* **WORK TO COMPLETE**:
Write the number of lines holding the word "Zentralschweiz", and nothing else.

····················

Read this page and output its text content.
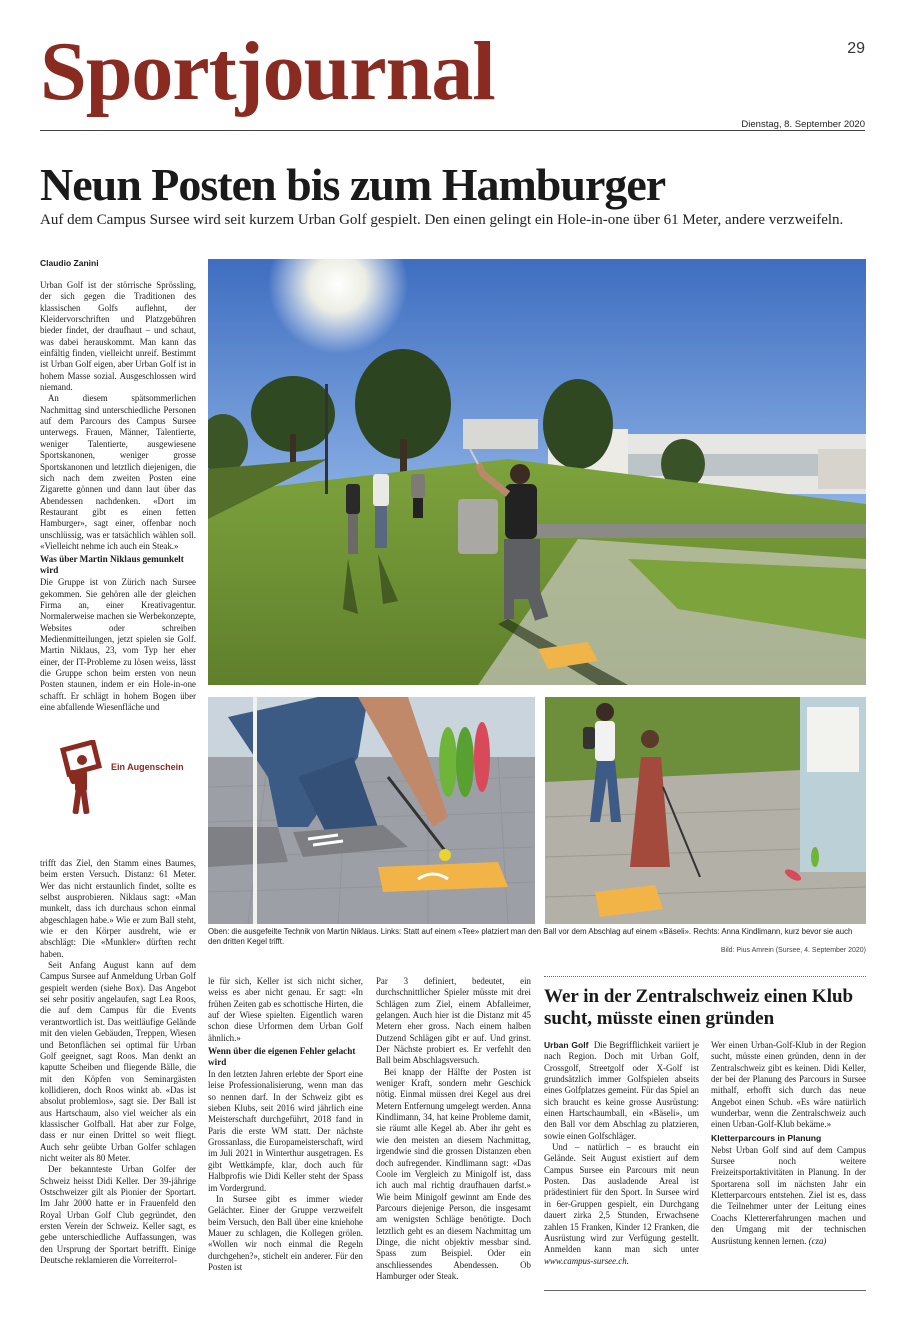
Sportjournal	29
Dienstag, 8. September 2020
Neun Posten bis zum Hamburger
Auf dem Campus Sursee wird seit kurzem Urban Golf gespielt. Den einen gelingt ein Hole-in-one über 61 Meter, andere verzweifeln.
Claudio Zanini

Urban Golf ist der störrische Sprössling, der sich gegen die Traditionen des klassischen Golfs auflehnt, der Kleidervorschriften und Platzgebühren bieder findet, der draufhaut – und schaut, was dabei herauskommt. Man kann das einfältig finden, vielleicht unreif. Bestimmt ist Urban Golf eigen, aber Urban Golf ist in hohem Masse sozial. Ausgeschlossen wird niemand.

An diesem spätsommerlichen Nachmittag sind unterschiedliche Personen auf dem Parcours des Campus Sursee unterwegs. Frauen, Männer, Talentierte, weniger Talentierte, ausgewiesene Sportskanonen, weniger grosse Sportskanonen und letztlich diejenigen, die sich nach dem zweiten Posten eine Zigarette gönnen und dann laut über das Abendessen nachdenken. «Dort im Restaurant gibt es einen fetten Hamburger», sagt einer, offenbar noch unschlüssig, was er tatsächlich wählen soll. «Vielleicht nehme ich auch ein Steak.»

Was über Martin Niklaus gemunkelt wird

Die Gruppe ist von Zürich nach Sursee gekommen. Sie gehören alle der gleichen Firma an, einer Kreativagentur. Normalerweise machen sie Werbekonzepte, Websites oder schreiben Medienmitteilungen, jetzt spielen sie Golf. Martin Niklaus, 23, vom Typ her eher einer, der IT-Probleme zu lösen weiss, lässt die Gruppe schon beim ersten von neun Posten staunen, indem er ein Hole-in-one schafft. Er schlägt in hohem Bogen über eine abfallende Wiesenfläche und

Ein Augenschein

trifft das Ziel, den Stamm eines Baumes, beim ersten Versuch. Distanz: 61 Meter. Wer das nicht erstaunlich findet, sollte es selbst ausprobieren. Niklaus sagt: «Man munkelt, dass ich durchaus schon einmal abgeschlagen habe.» Wie er zum Ball steht, wie er den Körper ausdreht, wie er abschlägt: Die «Munkler» dürften recht haben.

Seit Anfang August kann auf dem Campus Sursee auf Anmeldung Urban Golf gespielt werden (siehe Box). Das Angebot sei sehr positiv angelaufen, sagt Lea Roos, die auf dem Campus für die Events verantwortlich ist. Das weitläufige Gelände mit den vielen Gebäuden, Treppen, Wiesen und Betonflächen sei optimal für Urban Golf geeignet, sagt Roos. Man denkt an kaputte Scheiben und fliegende Bälle, die mit den Köpfen von Seminargästen kollidieren, doch Roos winkt ab. «Das ist absolut problemlos», sagt sie. Der Ball ist aus Hartschaum, also viel weicher als ein klassischer Golfball. Hat aber zur Folge, dass er nur einen Drittel so weit fliegt. Auch sehr geübte Urban Golfer schlagen nicht weiter als 80 Meter.

Der bekannteste Urban Golfer der Schweiz heisst Didi Keller. Der 39-jährige Ostschweizer gilt als Pionier der Sportart. Im Jahr 2000 hatte er in Frauenfeld den Royal Urban Golf Club gegründet, den ersten Verein der Schweiz. Keller sagt, es gebe unterschiedliche Auffassungen, was den Ursprung der Sportart betrifft. Einige Deutsche reklamieren die Vorreiterrol-

Oben: die ausgefeilte Technik von Martin Niklaus. Links: Statt auf einem «Tee» platziert man den Ball vor dem Abschlag auf einem «Bäseli». Rechts: Anna Kindlimann, kurz bevor sie auch den dritten Kegel trifft.
Bild: Pius Amrein (Sursee, 4. September 2020)

le für sich, Keller ist sich nicht sicher, weiss es aber nicht genau. Er sagt: «In frühen Zeiten gab es schottische Hirten, die auf der Wiese spielten. Eigentlich waren schon diese Urformen dem Urban Golf ähnlich.»

Wenn über die eigenen Fehler gelacht wird

In den letzten Jahren erlebte der Sport eine leise Professionalisierung, wenn man das so nennen darf. In der Schweiz gibt es sieben Klubs, seit 2016 wird jährlich eine Meisterschaft durchgeführt, 2018 fand in Paris die erste WM statt. Der nächste Grossanlass, die Europameisterschaft, wird im Juli 2021 in Winterthur ausgetragen. Es gibt Wettkämpfe, klar, doch auch für Halbprofis wie Didi Keller steht der Spass im Vordergrund.

In Sursee gibt es immer wieder Gelächter. Einer der Gruppe verzweifelt beim Versuch, den Ball über eine kniehohe Mauer zu schlagen, die Kollegen grölen. «Wollen wir noch einmal die Regeln durchgehen?», stichelt ein anderer. Für den Posten ist

Par 3 definiert, bedeutet, ein durchschnittlicher Spieler müsste mit drei Schlägen zum Ziel, einem Abfalleimer, gelangen. Auch hier ist die Distanz mit 45 Metern eher gross. Nach einem halben Dutzend Schlägen gibt er auf. Und grinst. Der Nächste probiert es. Er verfehlt den Ball beim Abschlagsversuch.

Bei knapp der Hälfte der Posten ist weniger Kraft, sondern mehr Geschick nötig. Einmal müssen drei Kegel aus drei Metern Entfernung umgelegt werden. Anna Kindlimann, 34, hat keine Probleme damit, sie räumt alle Kegel ab. Aber ihr geht es wie den meisten an diesem Nachmittag, irgendwie sind die grossen Distanzen eben doch aufregender. Kindlimann sagt: «Das Coole im Vergleich zu Minigolf ist, dass ich auch mal richtig draufhauen darfst.» Wie beim Minigolf gewinnt am Ende des Parcours diejenige Person, die insgesamt am wenigsten Schläge benötigte. Doch letztlich geht es an diesem Nachmittag um Dinge, die nicht objektiv messbar sind. Spass zum Beispiel. Oder ein anschliessendes Abendessen. Ob Hamburger oder Steak.

Wer in der Zentralschweiz einen Klub sucht, müsste einen gründen

Urban Golf Die Begrifflichkeit variiert je nach Region. Doch mit Urban Golf, Crossgolf, Streetgolf oder X-Golf ist grundsätzlich immer Golfspielen abseits eines Golfplatzes gemeint. Für das Spiel an sich braucht es keine grosse Ausrüstung: einen Hartschaumball, ein «Bäseli», um den Ball vor dem Abschlag zu platzieren, sowie einen Golfschläger.

Und – natürlich – es braucht ein Gelände. Seit August existiert auf dem Campus Sursee ein Parcours mit neun Posten. Das ausladende Areal ist prädestiniert für den Sport. In Sursee wird in 6er-Gruppen gespielt, ein Durchgang dauert zirka 2,5 Stunden, Erwachsene zahlen 15 Franken, Kinder 12 Franken, die Ausrüstung wird zur Verfügung gestellt. Anmelden kann man sich unter www.campus-sursee.ch.

Wer einen Urban-Golf-Klub in der Region sucht, müsste einen gründen, denn in der Zentralschweiz gibt es keinen. Didi Keller, der bei der Planung des Parcours in Sursee mithalf, erhofft sich durch das neue Angebot einen Schub. «Es wäre natürlich wunderbar, wenn die Zentralschweiz auch einen Urban-Golf-Klub bekäme.»

Kletterparcours in Planung

Nebst Urban Golf sind auf dem Campus Sursee noch weitere Freizeitsportaktivitäten in Planung. In der Sportarena soll im nächsten Jahr ein Kletterparcours entstehen. Ziel ist es, dass die Teilnehmer unter der Leitung eines Coachs Klettererfahrungen machen und den Umgang mit der technischen Ausrüstung kennen lernen. (cza)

····················

* **EXERCISE RESPONSE**:
2